**WORK INSTRUCTIONS:**
Recast the records below as a numbered list, one line per item, with blank lines dropped and the pictures left out.
### DATA SUPPLIED ###
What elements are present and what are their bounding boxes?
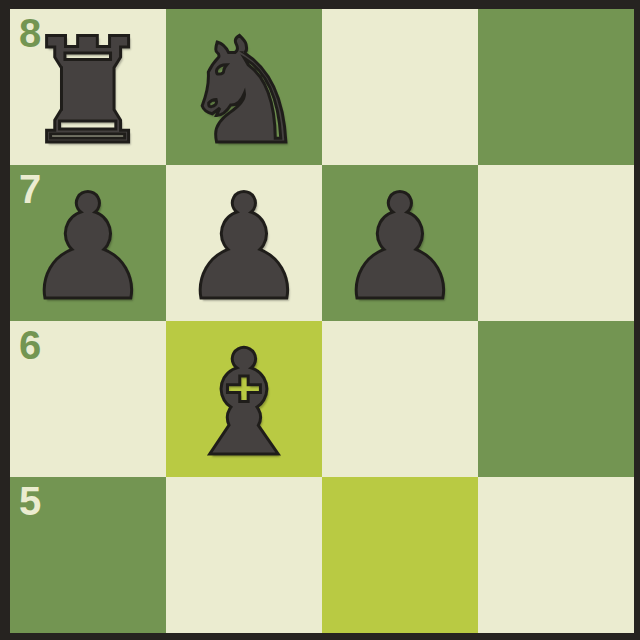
rank-label-5: 5: [19, 479, 41, 523]
black-bishop[interactable]: ♝: [166, 325, 322, 481]
black-pawn[interactable]: ♟: [322, 169, 478, 325]
square-c5-highlighted[interactable]: [322, 477, 478, 633]
square-d8[interactable]: [478, 9, 634, 165]
square-a6[interactable]: 6: [10, 321, 166, 477]
square-c6[interactable]: [322, 321, 478, 477]
black-rook[interactable]: ♜: [10, 13, 166, 169]
square-b5[interactable]: [166, 477, 322, 633]
square-a7[interactable]: 7 ♟: [10, 165, 166, 321]
square-b6-highlighted[interactable]: ♝: [166, 321, 322, 477]
chess-board: 8 ♜ ♞ 7 ♟ ♟ ♟ 6 ♝ 5: [10, 9, 634, 633]
square-a8[interactable]: 8 ♜: [10, 9, 166, 165]
square-c7[interactable]: ♟: [322, 165, 478, 321]
black-pawn[interactable]: ♟: [10, 169, 166, 325]
square-c8[interactable]: [322, 9, 478, 165]
square-d5[interactable]: [478, 477, 634, 633]
rank-label-6: 6: [19, 323, 41, 367]
square-d6[interactable]: [478, 321, 634, 477]
square-b8[interactable]: ♞: [166, 9, 322, 165]
black-pawn[interactable]: ♟: [166, 169, 322, 325]
black-knight[interactable]: ♞: [166, 13, 322, 169]
square-a5[interactable]: 5: [10, 477, 166, 633]
square-b7[interactable]: ♟: [166, 165, 322, 321]
square-d7[interactable]: [478, 165, 634, 321]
###
**ANSWER BELOW:**
1. What elements are present and what are their bounding boxes?
2. rank-label-5: 5: [19, 479, 41, 523]
3. black-bishop[interactable]: ♝: [166, 325, 322, 481]
4. black-pawn[interactable]: ♟: [322, 169, 478, 325]
5. square-c5-highlighted[interactable]: [322, 477, 478, 633]
6. square-d8[interactable]: [478, 9, 634, 165]
7. square-a6[interactable]: 6: [10, 321, 166, 477]
8. square-c6[interactable]: [322, 321, 478, 477]
9. black-rook[interactable]: ♜: [10, 13, 166, 169]
10. square-b5[interactable]: [166, 477, 322, 633]
11. square-a7[interactable]: 7 ♟: [10, 165, 166, 321]
12. square-b6-highlighted[interactable]: ♝: [166, 321, 322, 477]
13. chess-board: 8 ♜ ♞ 7 ♟ ♟ ♟ 6 ♝ 5: [10, 9, 634, 633]
14. square-a8[interactable]: 8 ♜: [10, 9, 166, 165]
15. square-c7[interactable]: ♟: [322, 165, 478, 321]
16. black-pawn[interactable]: ♟: [10, 169, 166, 325]
17. square-c8[interactable]: [322, 9, 478, 165]
18. square-d5[interactable]: [478, 477, 634, 633]
19. rank-label-6: 6: [19, 323, 41, 367]
20. square-d6[interactable]: [478, 321, 634, 477]
21. square-b8[interactable]: ♞: [166, 9, 322, 165]
22. black-pawn[interactable]: ♟: [166, 169, 322, 325]
23. black-knight[interactable]: ♞: [166, 13, 322, 169]
24. square-a5[interactable]: 5: [10, 477, 166, 633]
25. square-b7[interactable]: ♟: [166, 165, 322, 321]
26. square-d7[interactable]: [478, 165, 634, 321]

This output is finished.